* _Items from an interface collection_
##########
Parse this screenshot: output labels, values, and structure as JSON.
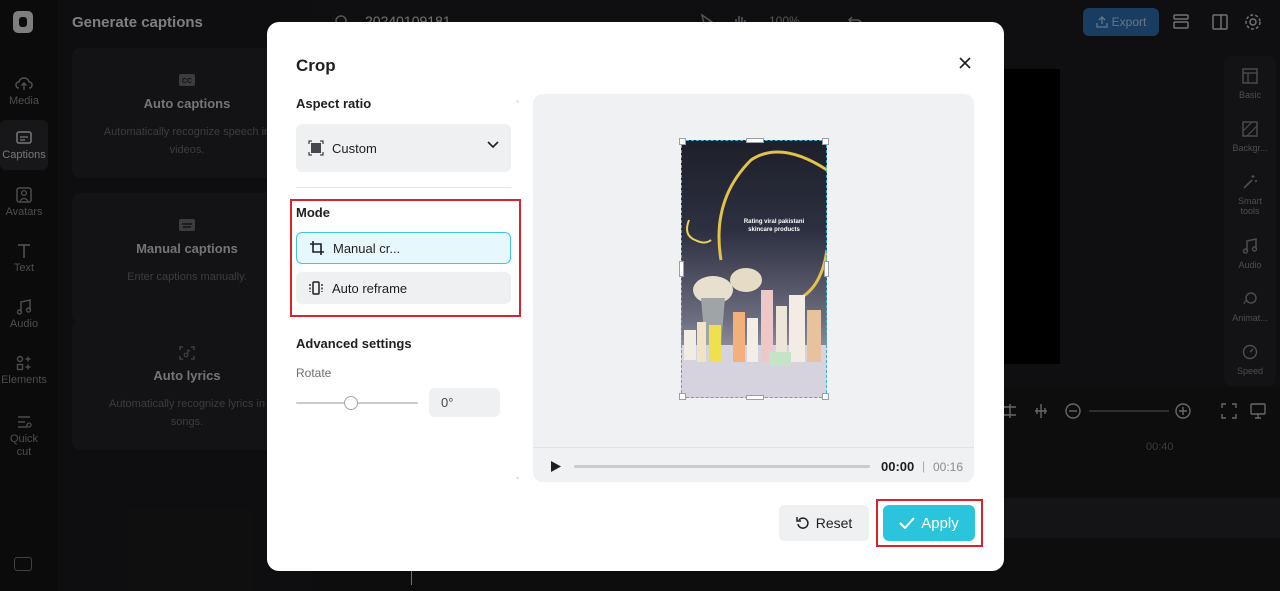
{
  "app": {
    "project_name": "20240109181",
    "export_label": "Export",
    "zoom_label": "100%"
  },
  "leftnav": {
    "items": [
      {
        "label": "Media",
        "icon": "cloud-upload-icon"
      },
      {
        "label": "Captions",
        "icon": "captions-icon"
      },
      {
        "label": "Avatars",
        "icon": "avatar-icon"
      },
      {
        "label": "Text",
        "icon": "text-icon"
      },
      {
        "label": "Audio",
        "icon": "music-note-icon"
      },
      {
        "label": "Elements",
        "icon": "elements-icon"
      },
      {
        "label": "Quick cut",
        "icon": "quick-cut-icon"
      }
    ]
  },
  "captions_panel": {
    "title": "Generate captions",
    "cards": [
      {
        "title": "Auto captions",
        "desc": "Automatically recognize speech in videos.",
        "icon": "cc-icon"
      },
      {
        "title": "Manual captions",
        "desc": "Enter captions manually.",
        "icon": "keyboard-icon"
      },
      {
        "title": "Auto lyrics",
        "desc": "Automatically recognize lyrics in songs.",
        "icon": "lyrics-scan-icon"
      }
    ]
  },
  "right_rail": {
    "items": [
      {
        "label": "Basic",
        "icon": "basic-icon"
      },
      {
        "label": "Backgr...",
        "icon": "background-icon"
      },
      {
        "label": "Smart tools",
        "icon": "magic-wand-icon"
      },
      {
        "label": "Audio",
        "icon": "music-note-icon"
      },
      {
        "label": "Animat...",
        "icon": "animation-icon"
      },
      {
        "label": "Speed",
        "icon": "speed-icon"
      }
    ]
  },
  "timeline": {
    "time_marker": "00:40"
  },
  "crop_dialog": {
    "title": "Crop",
    "aspect_ratio_label": "Aspect ratio",
    "aspect_ratio_value": "Custom",
    "mode_label": "Mode",
    "modes": [
      {
        "label": "Manual cr...",
        "selected": true
      },
      {
        "label": "Auto reframe",
        "selected": false
      }
    ],
    "advanced_label": "Advanced settings",
    "rotate_label": "Rotate",
    "rotate_value": "0°",
    "rotate_fraction": 0.45,
    "photo_caption": "Rating viral pakistani skincare products",
    "player": {
      "current": "00:00",
      "separator": "|",
      "total": "00:16",
      "progress_fraction": 0
    },
    "reset_label": "Reset",
    "apply_label": "Apply"
  },
  "colors": {
    "accent": "#2bc4dd",
    "highlight_red": "#d8232e",
    "export_blue": "#2f6fb0"
  }
}
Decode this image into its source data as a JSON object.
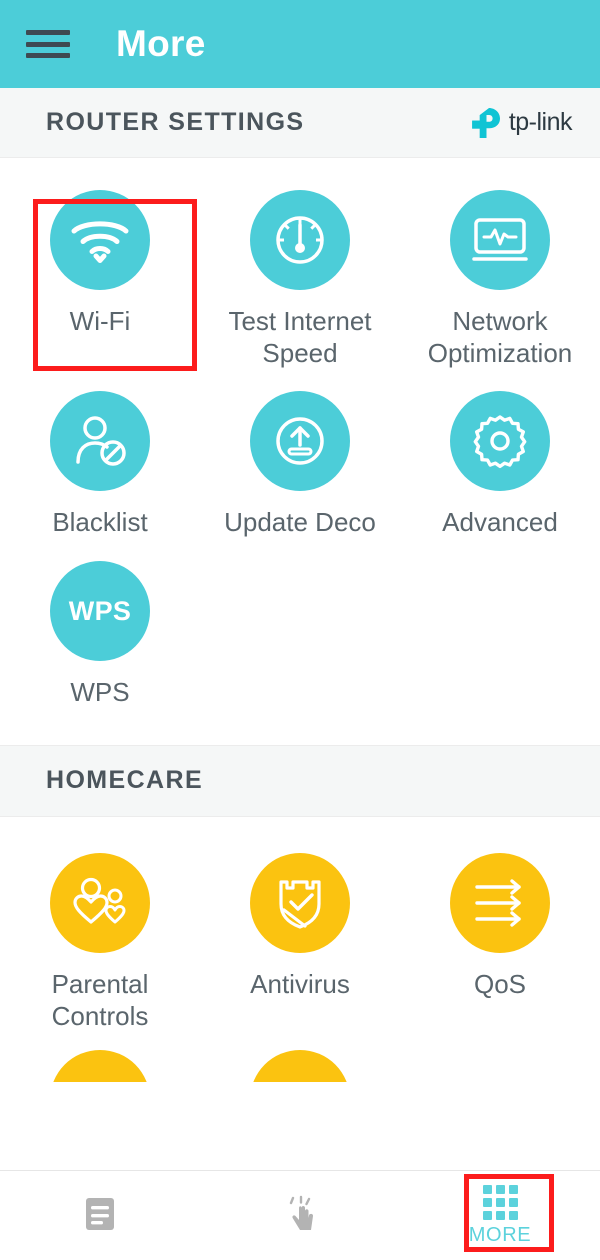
{
  "appbar": {
    "title": "More",
    "menu_icon": "hamburger-menu-icon",
    "background_color": "#4ccdd8"
  },
  "router_settings": {
    "section_title": "ROUTER SETTINGS",
    "brand_logo_text": "tp-link",
    "brand_color": "#4ccdd8",
    "tiles": [
      {
        "label": "Wi-Fi",
        "icon": "wifi-icon",
        "color": "#4ccdd8",
        "highlighted": true
      },
      {
        "label": "Test Internet Speed",
        "icon": "speedometer-icon",
        "color": "#4ccdd8",
        "highlighted": false
      },
      {
        "label": "Network Optimization",
        "icon": "monitor-pulse-icon",
        "color": "#4ccdd8",
        "highlighted": false
      },
      {
        "label": "Blacklist",
        "icon": "user-blocked-icon",
        "color": "#4ccdd8",
        "highlighted": false
      },
      {
        "label": "Update Deco",
        "icon": "upload-circle-icon",
        "color": "#4ccdd8",
        "highlighted": false
      },
      {
        "label": "Advanced",
        "icon": "gear-icon",
        "color": "#4ccdd8",
        "highlighted": false
      },
      {
        "label": "WPS",
        "icon": "wps-text-icon",
        "color": "#4ccdd8",
        "highlighted": false
      }
    ]
  },
  "homecare": {
    "section_title": "HOMECARE",
    "tiles": [
      {
        "label": "Parental Controls",
        "icon": "parent-child-hearts-icon",
        "color": "#fbc310"
      },
      {
        "label": "Antivirus",
        "icon": "shield-check-icon",
        "color": "#fbc310"
      },
      {
        "label": "QoS",
        "icon": "three-arrows-icon",
        "color": "#fbc310"
      }
    ]
  },
  "bottom_nav": {
    "items": [
      {
        "label": "",
        "icon": "document-list-icon",
        "active": false,
        "highlighted": false
      },
      {
        "label": "",
        "icon": "tap-hand-icon",
        "active": false,
        "highlighted": false
      },
      {
        "label": "MORE",
        "icon": "grid-apps-icon",
        "active": true,
        "highlighted": true
      }
    ],
    "active_color": "#5cd2dc",
    "inactive_color": "#b3b3b3"
  },
  "annotation": {
    "highlight_color": "#fc1c1c",
    "boxes": [
      "wifi-tile",
      "more-nav-item"
    ]
  }
}
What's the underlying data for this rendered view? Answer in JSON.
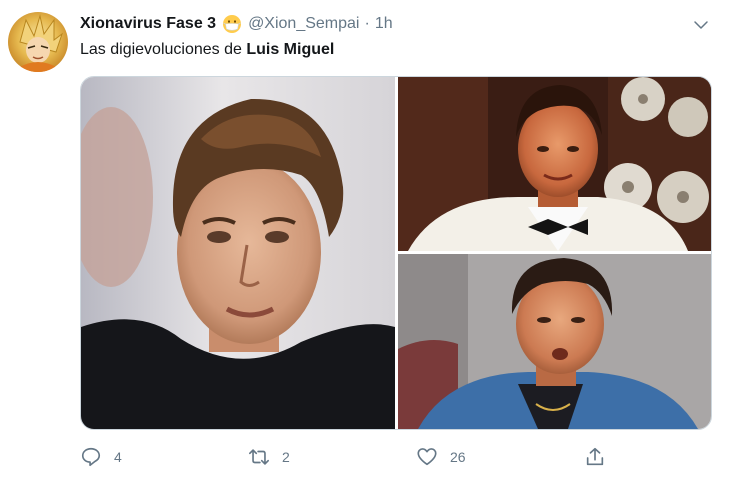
##########
* _Aim of the task_
Please output the data above exactly as given, omitting every picture.

* _Exercise solution_
Parse this screenshot: output labels, values, and structure as JSON.
{
  "app": {
    "project_name": "20240109181",
    "export_label": "Export",
    "zoom_label": "100%"
  },
  "leftnav": {
    "items": [
      {
        "label": "Media",
        "icon": "cloud-upload-icon"
      },
      {
        "label": "Captions",
        "icon": "captions-icon"
      },
      {
        "label": "Avatars",
        "icon": "avatar-icon"
      },
      {
        "label": "Text",
        "icon": "text-icon"
      },
      {
        "label": "Audio",
        "icon": "music-note-icon"
      },
      {
        "label": "Elements",
        "icon": "elements-icon"
      },
      {
        "label": "Quick cut",
        "icon": "quick-cut-icon"
      }
    ]
  },
  "captions_panel": {
    "title": "Generate captions",
    "cards": [
      {
        "title": "Auto captions",
        "desc": "Automatically recognize speech in videos.",
        "icon": "cc-icon"
      },
      {
        "title": "Manual captions",
        "desc": "Enter captions manually.",
        "icon": "keyboard-icon"
      },
      {
        "title": "Auto lyrics",
        "desc": "Automatically recognize lyrics in songs.",
        "icon": "lyrics-scan-icon"
      }
    ]
  },
  "right_rail": {
    "items": [
      {
        "label": "Basic",
        "icon": "basic-icon"
      },
      {
        "label": "Backgr...",
        "icon": "background-icon"
      },
      {
        "label": "Smart tools",
        "icon": "magic-wand-icon"
      },
      {
        "label": "Audio",
        "icon": "music-note-icon"
      },
      {
        "label": "Animat...",
        "icon": "animation-icon"
      },
      {
        "label": "Speed",
        "icon": "speed-icon"
      }
    ]
  },
  "timeline": {
    "time_marker": "00:40"
  },
  "crop_dialog": {
    "title": "Crop",
    "aspect_ratio_label": "Aspect ratio",
    "aspect_ratio_value": "Custom",
    "mode_label": "Mode",
    "modes": [
      {
        "label": "Manual cr...",
        "selected": true
      },
      {
        "label": "Auto reframe",
        "selected": false
      }
    ],
    "advanced_label": "Advanced settings",
    "rotate_label": "Rotate",
    "rotate_value": "0°",
    "rotate_fraction": 0.45,
    "photo_caption": "Rating viral pakistani skincare products",
    "player": {
      "current": "00:00",
      "separator": "|",
      "total": "00:16",
      "progress_fraction": 0
    },
    "reset_label": "Reset",
    "apply_label": "Apply"
  },
  "colors": {
    "accent": "#2bc4dd",
    "highlight_red": "#d8232e",
    "export_blue": "#2f6fb0"
  }
}
Decode this image into its source data as a JSON object.
{
  "appbar": {
    "title": "More",
    "menu_icon": "hamburger-menu-icon",
    "background_color": "#4ccdd8"
  },
  "router_settings": {
    "section_title": "ROUTER SETTINGS",
    "brand_logo_text": "tp-link",
    "brand_color": "#4ccdd8",
    "tiles": [
      {
        "label": "Wi-Fi",
        "icon": "wifi-icon",
        "color": "#4ccdd8",
        "highlighted": true
      },
      {
        "label": "Test Internet Speed",
        "icon": "speedometer-icon",
        "color": "#4ccdd8",
        "highlighted": false
      },
      {
        "label": "Network Optimization",
        "icon": "monitor-pulse-icon",
        "color": "#4ccdd8",
        "highlighted": false
      },
      {
        "label": "Blacklist",
        "icon": "user-blocked-icon",
        "color": "#4ccdd8",
        "highlighted": false
      },
      {
        "label": "Update Deco",
        "icon": "upload-circle-icon",
        "color": "#4ccdd8",
        "highlighted": false
      },
      {
        "label": "Advanced",
        "icon": "gear-icon",
        "color": "#4ccdd8",
        "highlighted": false
      },
      {
        "label": "WPS",
        "icon": "wps-text-icon",
        "color": "#4ccdd8",
        "highlighted": false
      }
    ]
  },
  "homecare": {
    "section_title": "HOMECARE",
    "tiles": [
      {
        "label": "Parental Controls",
        "icon": "parent-child-hearts-icon",
        "color": "#fbc310"
      },
      {
        "label": "Antivirus",
        "icon": "shield-check-icon",
        "color": "#fbc310"
      },
      {
        "label": "QoS",
        "icon": "three-arrows-icon",
        "color": "#fbc310"
      }
    ]
  },
  "bottom_nav": {
    "items": [
      {
        "label": "",
        "icon": "document-list-icon",
        "active": false,
        "highlighted": false
      },
      {
        "label": "",
        "icon": "tap-hand-icon",
        "active": false,
        "highlighted": false
      },
      {
        "label": "MORE",
        "icon": "grid-apps-icon",
        "active": true,
        "highlighted": true
      }
    ],
    "active_color": "#5cd2dc",
    "inactive_color": "#b3b3b3"
  },
  "annotation": {
    "highlight_color": "#fc1c1c",
    "boxes": [
      "wifi-tile",
      "more-nav-item"
    ]
  }
}
What's the underlying data for this rendered view? Answer in JSON.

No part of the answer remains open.